Task to complete: Return the count of lines that mention "this", with no other words.

(Dataset entries)
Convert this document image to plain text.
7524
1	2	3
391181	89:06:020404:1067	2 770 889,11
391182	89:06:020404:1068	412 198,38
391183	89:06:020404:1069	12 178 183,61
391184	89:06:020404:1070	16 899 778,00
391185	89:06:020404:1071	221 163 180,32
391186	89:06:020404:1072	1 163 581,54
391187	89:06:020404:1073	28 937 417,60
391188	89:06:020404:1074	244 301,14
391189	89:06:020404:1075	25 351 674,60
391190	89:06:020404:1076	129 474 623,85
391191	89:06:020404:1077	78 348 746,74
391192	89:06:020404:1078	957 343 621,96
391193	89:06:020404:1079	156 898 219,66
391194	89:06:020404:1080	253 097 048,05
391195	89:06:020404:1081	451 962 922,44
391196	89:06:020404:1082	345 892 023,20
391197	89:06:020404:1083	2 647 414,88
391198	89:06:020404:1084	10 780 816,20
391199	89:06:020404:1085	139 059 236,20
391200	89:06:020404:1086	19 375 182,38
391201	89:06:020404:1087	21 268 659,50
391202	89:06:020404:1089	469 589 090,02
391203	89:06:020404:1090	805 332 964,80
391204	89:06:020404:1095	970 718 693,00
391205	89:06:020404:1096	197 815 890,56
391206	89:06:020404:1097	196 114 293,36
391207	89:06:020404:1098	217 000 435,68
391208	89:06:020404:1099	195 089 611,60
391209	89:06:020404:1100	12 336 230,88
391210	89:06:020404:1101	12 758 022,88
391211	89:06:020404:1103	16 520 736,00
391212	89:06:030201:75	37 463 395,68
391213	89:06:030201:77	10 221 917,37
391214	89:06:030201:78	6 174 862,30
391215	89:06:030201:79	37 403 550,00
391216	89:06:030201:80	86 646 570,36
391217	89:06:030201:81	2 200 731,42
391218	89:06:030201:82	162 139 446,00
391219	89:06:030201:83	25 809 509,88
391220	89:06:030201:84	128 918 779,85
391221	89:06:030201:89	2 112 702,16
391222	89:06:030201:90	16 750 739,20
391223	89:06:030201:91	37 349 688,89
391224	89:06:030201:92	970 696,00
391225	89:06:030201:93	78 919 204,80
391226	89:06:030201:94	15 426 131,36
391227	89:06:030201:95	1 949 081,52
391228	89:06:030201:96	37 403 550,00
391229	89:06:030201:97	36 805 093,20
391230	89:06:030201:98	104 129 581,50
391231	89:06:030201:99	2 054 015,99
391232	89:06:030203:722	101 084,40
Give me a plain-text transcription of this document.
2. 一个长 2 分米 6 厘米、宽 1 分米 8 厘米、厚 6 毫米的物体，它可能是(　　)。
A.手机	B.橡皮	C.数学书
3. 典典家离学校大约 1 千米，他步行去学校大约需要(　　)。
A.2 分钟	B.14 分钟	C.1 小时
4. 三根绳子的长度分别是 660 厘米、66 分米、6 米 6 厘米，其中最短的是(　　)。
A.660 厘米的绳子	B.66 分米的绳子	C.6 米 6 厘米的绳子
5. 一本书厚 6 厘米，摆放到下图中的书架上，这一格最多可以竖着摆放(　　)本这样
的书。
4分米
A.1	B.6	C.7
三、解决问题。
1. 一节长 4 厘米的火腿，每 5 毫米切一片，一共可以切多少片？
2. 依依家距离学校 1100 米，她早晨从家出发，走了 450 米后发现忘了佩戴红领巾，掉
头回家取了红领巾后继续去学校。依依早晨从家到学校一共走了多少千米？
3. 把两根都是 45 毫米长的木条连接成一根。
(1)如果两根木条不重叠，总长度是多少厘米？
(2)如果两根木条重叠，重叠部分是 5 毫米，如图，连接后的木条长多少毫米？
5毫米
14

Correct output: 2